-- Directive --
Reproduce the records below in their entirety, character for character.

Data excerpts

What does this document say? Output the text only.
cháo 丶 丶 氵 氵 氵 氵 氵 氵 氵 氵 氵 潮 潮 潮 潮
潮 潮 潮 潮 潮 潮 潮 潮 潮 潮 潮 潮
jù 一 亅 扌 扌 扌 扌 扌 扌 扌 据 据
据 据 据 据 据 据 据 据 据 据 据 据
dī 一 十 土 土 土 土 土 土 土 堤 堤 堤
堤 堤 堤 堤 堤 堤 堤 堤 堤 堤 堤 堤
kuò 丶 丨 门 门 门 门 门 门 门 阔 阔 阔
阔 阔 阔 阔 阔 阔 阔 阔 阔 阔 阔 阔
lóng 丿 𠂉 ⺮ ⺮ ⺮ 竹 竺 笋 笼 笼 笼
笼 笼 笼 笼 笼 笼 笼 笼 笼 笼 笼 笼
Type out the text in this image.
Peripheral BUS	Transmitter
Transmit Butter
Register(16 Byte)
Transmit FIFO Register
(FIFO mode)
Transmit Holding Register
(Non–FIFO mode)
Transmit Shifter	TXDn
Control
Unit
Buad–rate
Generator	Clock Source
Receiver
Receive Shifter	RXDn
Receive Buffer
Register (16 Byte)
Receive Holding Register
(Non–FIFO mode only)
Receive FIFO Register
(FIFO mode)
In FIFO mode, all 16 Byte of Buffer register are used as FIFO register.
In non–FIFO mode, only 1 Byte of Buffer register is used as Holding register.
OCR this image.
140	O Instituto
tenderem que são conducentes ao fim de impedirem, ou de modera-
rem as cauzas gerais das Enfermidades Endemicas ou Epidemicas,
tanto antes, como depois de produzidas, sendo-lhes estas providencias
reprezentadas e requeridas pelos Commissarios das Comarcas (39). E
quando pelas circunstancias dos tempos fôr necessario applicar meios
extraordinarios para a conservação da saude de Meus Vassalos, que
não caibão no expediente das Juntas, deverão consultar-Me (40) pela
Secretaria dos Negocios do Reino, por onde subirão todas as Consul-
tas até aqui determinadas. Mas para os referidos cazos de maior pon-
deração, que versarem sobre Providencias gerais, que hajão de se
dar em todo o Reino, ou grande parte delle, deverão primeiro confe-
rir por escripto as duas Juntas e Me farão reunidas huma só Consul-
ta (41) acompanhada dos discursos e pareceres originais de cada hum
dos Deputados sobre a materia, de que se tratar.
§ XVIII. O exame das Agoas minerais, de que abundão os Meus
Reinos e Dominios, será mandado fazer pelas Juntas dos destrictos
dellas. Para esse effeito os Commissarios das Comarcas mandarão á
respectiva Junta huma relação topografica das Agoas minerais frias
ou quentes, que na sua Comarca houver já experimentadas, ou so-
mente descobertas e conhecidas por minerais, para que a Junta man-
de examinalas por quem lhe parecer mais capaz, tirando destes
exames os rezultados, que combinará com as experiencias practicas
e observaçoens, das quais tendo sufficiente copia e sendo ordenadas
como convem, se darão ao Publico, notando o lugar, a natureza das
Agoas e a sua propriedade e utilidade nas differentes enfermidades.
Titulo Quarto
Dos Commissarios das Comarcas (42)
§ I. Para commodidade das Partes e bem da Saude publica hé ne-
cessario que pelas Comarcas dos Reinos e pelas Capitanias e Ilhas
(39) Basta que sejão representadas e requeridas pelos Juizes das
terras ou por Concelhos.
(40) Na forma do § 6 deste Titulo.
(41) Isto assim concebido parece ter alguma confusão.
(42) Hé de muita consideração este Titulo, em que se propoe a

-- Solution to this task --
What does this document say? Output the text only.
cháo 丶 丶 氵 氵 氵 氵 氵 氵 氵 氵 氵 潮 潮 潮 潮
潮 潮 潮 潮 潮 潮 潮 潮 潮 潮 潮 潮
jù 一 亅 扌 扌 扌 扌 扌 扌 扌 据 据
据 据 据 据 据 据 据 据 据 据 据 据
dī 一 十 土 土 土 土 土 土 土 堤 堤 堤
堤 堤 堤 堤 堤 堤 堤 堤 堤 堤 堤 堤
kuò 丶 丨 门 门 门 门 门 门 门 阔 阔 阔
阔 阔 阔 阔 阔 阔 阔 阔 阔 阔 阔 阔
lóng 丿 𠂉 ⺮ ⺮ ⺮ 竹 竺 笋 笼 笼 笼
笼 笼 笼 笼 笼 笼 笼 笼 笼 笼 笼 笼
Type out the text in this image.
Peripheral BUS	Transmitter
Transmit Butter
Register(16 Byte)
Transmit FIFO Register
(FIFO mode)
Transmit Holding Register
(Non–FIFO mode)
Transmit Shifter	TXDn
Control
Unit
Buad–rate
Generator	Clock Source
Receiver
Receive Shifter	RXDn
Receive Buffer
Register (16 Byte)
Receive Holding Register
(Non–FIFO mode only)
Receive FIFO Register
(FIFO mode)
In FIFO mode, all 16 Byte of Buffer register are used as FIFO register.
In non–FIFO mode, only 1 Byte of Buffer register is used as Holding register.
OCR this image.
140	O Instituto
tenderem que são conducentes ao fim de impedirem, ou de modera-
rem as cauzas gerais das Enfermidades Endemicas ou Epidemicas,
tanto antes, como depois de produzidas, sendo-lhes estas providencias
reprezentadas e requeridas pelos Commissarios das Comarcas (39). E
quando pelas circunstancias dos tempos fôr necessario applicar meios
extraordinarios para a conservação da saude de Meus Vassalos, que
não caibão no expediente das Juntas, deverão consultar-Me (40) pela
Secretaria dos Negocios do Reino, por onde subirão todas as Consul-
tas até aqui determinadas. Mas para os referidos cazos de maior pon-
deração, que versarem sobre Providencias gerais, que hajão de se
dar em todo o Reino, ou grande parte delle, deverão primeiro confe-
rir por escripto as duas Juntas e Me farão reunidas huma só Consul-
ta (41) acompanhada dos discursos e pareceres originais de cada hum
dos Deputados sobre a materia, de que se tratar.
§ XVIII. O exame das Agoas minerais, de que abundão os Meus
Reinos e Dominios, será mandado fazer pelas Juntas dos destrictos
dellas. Para esse effeito os Commissarios das Comarcas mandarão á
respectiva Junta huma relação topografica das Agoas minerais frias
ou quentes, que na sua Comarca houver já experimentadas, ou so-
mente descobertas e conhecidas por minerais, para que a Junta man-
de examinalas por quem lhe parecer mais capaz, tirando destes
exames os rezultados, que combinará com as experiencias practicas
e observaçoens, das quais tendo sufficiente copia e sendo ordenadas
como convem, se darão ao Publico, notando o lugar, a natureza das
Agoas e a sua propriedade e utilidade nas differentes enfermidades.
Titulo Quarto
Dos Commissarios das Comarcas (42)
§ I. Para commodidade das Partes e bem da Saude publica hé ne-
cessario que pelas Comarcas dos Reinos e pelas Capitanias e Ilhas
(39) Basta que sejão representadas e requeridas pelos Juizes das
terras ou por Concelhos.
(40) Na forma do § 6 deste Titulo.
(41) Isto assim concebido parece ter alguma confusão.
(42) Hé de muita consideração este Titulo, em que se propoe a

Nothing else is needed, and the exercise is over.